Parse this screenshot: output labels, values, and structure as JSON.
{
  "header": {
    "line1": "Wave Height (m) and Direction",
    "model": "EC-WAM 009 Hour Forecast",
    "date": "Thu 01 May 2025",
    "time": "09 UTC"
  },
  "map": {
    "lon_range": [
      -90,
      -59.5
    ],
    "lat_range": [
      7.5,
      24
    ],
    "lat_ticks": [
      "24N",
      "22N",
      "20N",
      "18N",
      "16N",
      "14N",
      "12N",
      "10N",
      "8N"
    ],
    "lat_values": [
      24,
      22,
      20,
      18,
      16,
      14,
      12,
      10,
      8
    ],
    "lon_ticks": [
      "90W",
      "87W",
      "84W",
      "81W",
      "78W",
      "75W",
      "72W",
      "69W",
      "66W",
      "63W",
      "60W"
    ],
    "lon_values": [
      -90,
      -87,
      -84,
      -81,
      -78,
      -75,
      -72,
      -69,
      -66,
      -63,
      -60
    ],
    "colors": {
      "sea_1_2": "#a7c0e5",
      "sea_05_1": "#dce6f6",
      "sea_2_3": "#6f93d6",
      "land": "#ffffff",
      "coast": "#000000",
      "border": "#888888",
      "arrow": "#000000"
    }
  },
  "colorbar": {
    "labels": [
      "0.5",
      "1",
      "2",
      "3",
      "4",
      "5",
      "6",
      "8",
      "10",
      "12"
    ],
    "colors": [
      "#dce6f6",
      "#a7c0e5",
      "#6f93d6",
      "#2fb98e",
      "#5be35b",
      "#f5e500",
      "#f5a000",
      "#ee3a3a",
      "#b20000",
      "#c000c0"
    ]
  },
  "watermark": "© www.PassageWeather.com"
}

> TASK DIRECTIONS:
Which lines above contain the word "labels"? Copy each of them.

> EXERCISE RESULT:
Parse this screenshot: output labels, values, and structure as JSON.
    "labels": [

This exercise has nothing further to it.